What you are asked to do = The answer must consist of every line from the data that holds the string "Nestes".

== Data in this exercise ==

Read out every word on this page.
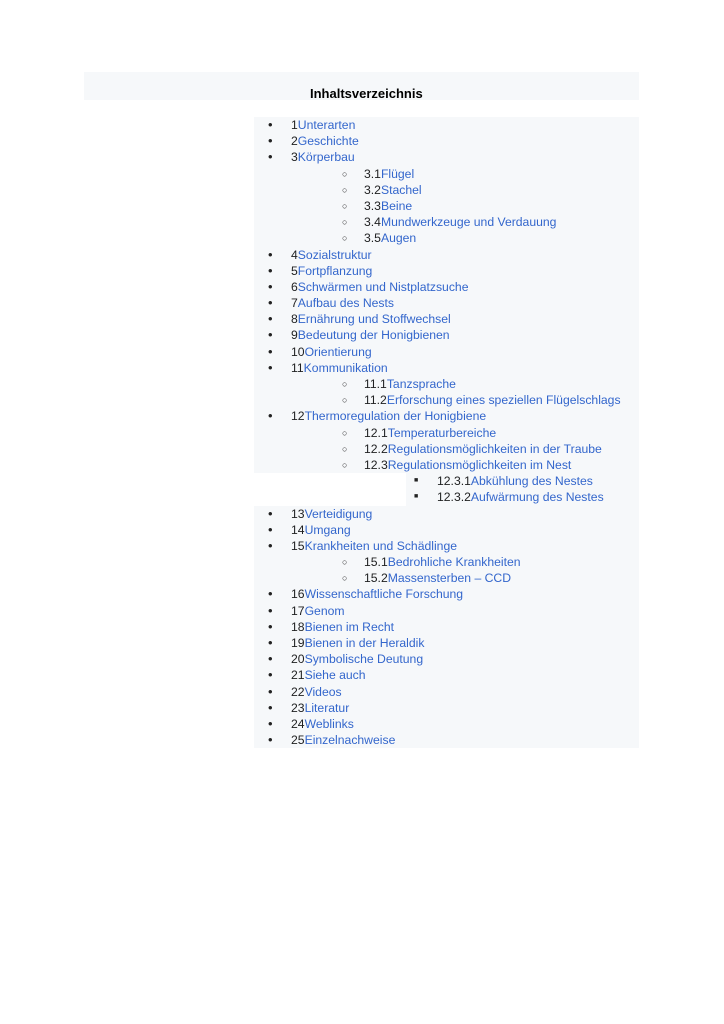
Inhaltsverzeichnis
• 1Unterarten
• 2Geschichte
• 3Körperbau
○ 3.1Flügel
○ 3.2Stachel
○ 3.3Beine
○ 3.4Mundwerkzeuge und Verdauung
○ 3.5Augen
• 4Sozialstruktur
• 5Fortpflanzung
• 6Schwärmen und Nistplatzsuche
• 7Aufbau des Nests
• 8Ernährung und Stoffwechsel
• 9Bedeutung der Honigbienen
• 10Orientierung
• 11Kommunikation
○ 11.1Tanzsprache
○ 11.2Erforschung eines speziellen Flügelschlags
• 12Thermoregulation der Honigbiene
○ 12.1Temperaturbereiche
○ 12.2Regulationsmöglichkeiten in der Traube
○ 12.3Regulationsmöglichkeiten im Nest
■ 12.3.1Abkühlung des Nestes
■ 12.3.2Aufwärmung des Nestes
• 13Verteidigung
• 14Umgang
• 15Krankheiten und Schädlinge
○ 15.1Bedrohliche Krankheiten
○ 15.2Massensterben – CCD
• 16Wissenschaftliche Forschung
• 17Genom
• 18Bienen im Recht
• 19Bienen in der Heraldik
• 20Symbolische Deutung
• 21Siehe auch
• 22Videos
• 23Literatur
• 24Weblinks
• 25Einzelnachweise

===

Your solution =
■ 12.3.1Abkühlung des Nestes
■ 12.3.2Aufwärmung des Nestes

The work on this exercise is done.